### To do
Please output every line of the material as it stands, without the pictures.
········
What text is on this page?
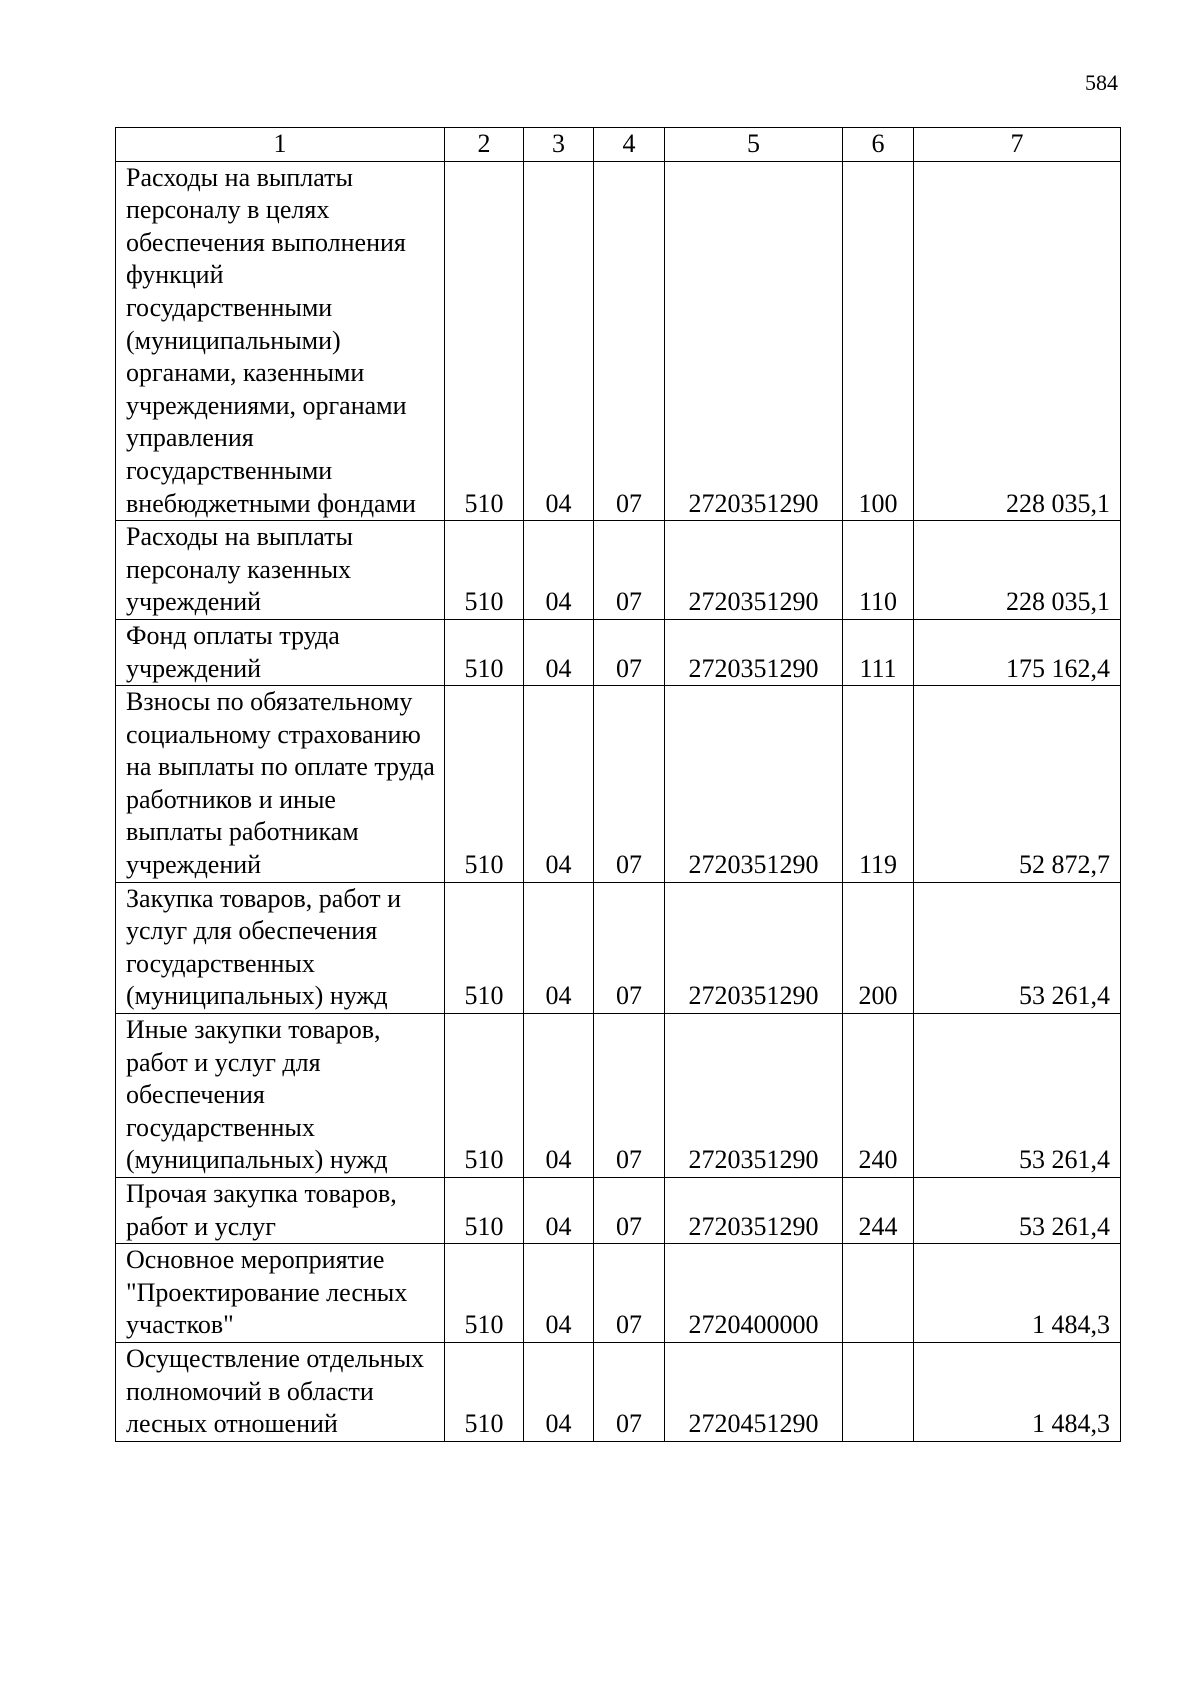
584
1	2	3	4	5	6	7
Расходы на выплаты персоналу в целях обеспечения выполнения функций государственными (муниципальными) органами, казенными учреждениями, органами управления государственными внебюджетными фондами	510	04	07	2720351290	100	228 035,1
Расходы на выплаты персоналу казенных учреждений	510	04	07	2720351290	110	228 035,1
Фонд оплаты труда учреждений	510	04	07	2720351290	111	175 162,4
Взносы по обязательному социальному страхованию на выплаты по оплате труда работников и иные выплаты работникам учреждений	510	04	07	2720351290	119	52 872,7
Закупка товаров, работ и услуг для обеспечения государственных (муниципальных) нужд	510	04	07	2720351290	200	53 261,4
Иные закупки товаров, работ и услуг для обеспечения государственных (муниципальных) нужд	510	04	07	2720351290	240	53 261,4
Прочая закупка товаров, работ и услуг	510	04	07	2720351290	244	53 261,4
Основное мероприятие "Проектирование лесных участков"	510	04	07	2720400000		1 484,3
Осуществление отдельных полномочий в области лесных отношений	510	04	07	2720451290		1 484,3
········
### Right answer
What text is on this page?
584
1	2	3	4	5	6	7
Расходы на выплаты персоналу в целях обеспечения выполнения функций государственными (муниципальными) органами, казенными учреждениями, органами управления государственными внебюджетными фондами	510	04	07	2720351290	100	228 035,1
Расходы на выплаты персоналу казенных учреждений	510	04	07	2720351290	110	228 035,1
Фонд оплаты труда учреждений	510	04	07	2720351290	111	175 162,4
Взносы по обязательному социальному страхованию на выплаты по оплате труда работников и иные выплаты работникам учреждений	510	04	07	2720351290	119	52 872,7
Закупка товаров, работ и услуг для обеспечения государственных (муниципальных) нужд	510	04	07	2720351290	200	53 261,4
Иные закупки товаров, работ и услуг для обеспечения государственных (муниципальных) нужд	510	04	07	2720351290	240	53 261,4
Прочая закупка товаров, работ и услуг	510	04	07	2720351290	244	53 261,4
Основное мероприятие "Проектирование лесных участков"	510	04	07	2720400000		1 484,3
Осуществление отдельных полномочий в области лесных отношений	510	04	07	2720451290		1 484,3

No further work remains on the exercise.